WORK REQUEST: Once the pictures are set aside, repeat all of the data below exactly.
::: DATASET EXCERPTS :::
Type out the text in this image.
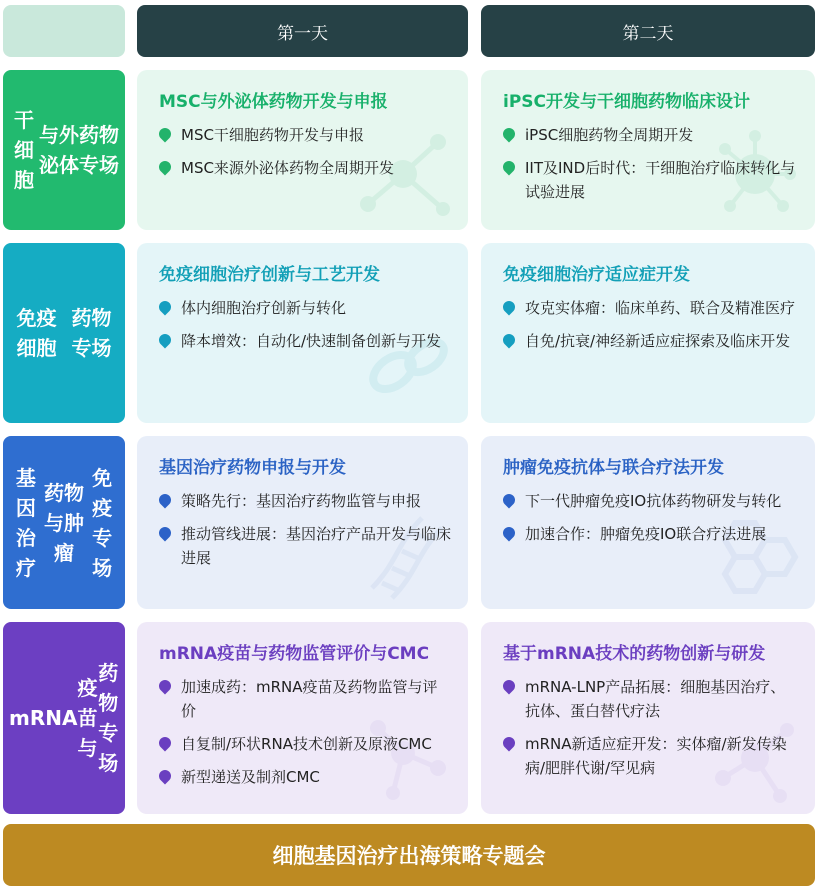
第一天	第二天
干细胞

与外泌体

药物专场
MSC与外泌体药物开发与申报
MSC干细胞药物开发与申报
MSC来源外泌体药物全周期开发
iPSC开发与干细胞药物临床设计
iPSC细胞药物全周期开发
IIT及IND后时代：干细胞治疗临床转化与试验进展
免疫细胞

药物专场
免疫细胞治疗创新与工艺开发
体内细胞治疗创新与转化
降本增效：自动化/快速制备创新与开发
免疫细胞治疗适应症开发
攻克实体瘤：临床单药、联合及精准医疗
自免/抗衰/神经新适应症探索及临床开发
基因治疗

药物与肿瘤

免疫专场
基因治疗药物申报与开发
策略先行：基因治疗药物监管与申报
推动管线进展：基因治疗产品开发与临床进展
肿瘤免疫抗体与联合疗法开发
下一代肿瘤免疫IO抗体药物研发与转化
加速合作：肿瘤免疫IO联合疗法进展
mRNA

疫苗与

药物专场
mRNA疫苗与药物监管评价与CMC
加速成药：mRNA疫苗及药物监管与评价
自复制/环状RNA技术创新及原液CMC
新型递送及制剂CMC
基于mRNA技术的药物创新与研发
mRNA-LNP产品拓展：细胞基因治疗、抗体、蛋白替代疗法
mRNA新适应症开发：实体瘤/新发传染病/肥胖代谢/罕见病
细胞基因治疗出海策略专题会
:::
RESPONSE FOR THIS EXERCISE:
Type out the text in this image.
第一天	第二天
干细胞

与外泌体

药物专场
MSC与外泌体药物开发与申报
MSC干细胞药物开发与申报
MSC来源外泌体药物全周期开发
iPSC开发与干细胞药物临床设计
iPSC细胞药物全周期开发
IIT及IND后时代：干细胞治疗临床转化与试验进展
免疫细胞

药物专场
免疫细胞治疗创新与工艺开发
体内细胞治疗创新与转化
降本增效：自动化/快速制备创新与开发
免疫细胞治疗适应症开发
攻克实体瘤：临床单药、联合及精准医疗
自免/抗衰/神经新适应症探索及临床开发
基因治疗

药物与肿瘤

免疫专场
基因治疗药物申报与开发
策略先行：基因治疗药物监管与申报
推动管线进展：基因治疗产品开发与临床进展
肿瘤免疫抗体与联合疗法开发
下一代肿瘤免疫IO抗体药物研发与转化
加速合作：肿瘤免疫IO联合疗法进展
mRNA

疫苗与

药物专场
mRNA疫苗与药物监管评价与CMC
加速成药：mRNA疫苗及药物监管与评价
自复制/环状RNA技术创新及原液CMC
新型递送及制剂CMC
基于mRNA技术的药物创新与研发
mRNA-LNP产品拓展：细胞基因治疗、抗体、蛋白替代疗法
mRNA新适应症开发：实体瘤/新发传染病/肥胖代谢/罕见病
细胞基因治疗出海策略专题会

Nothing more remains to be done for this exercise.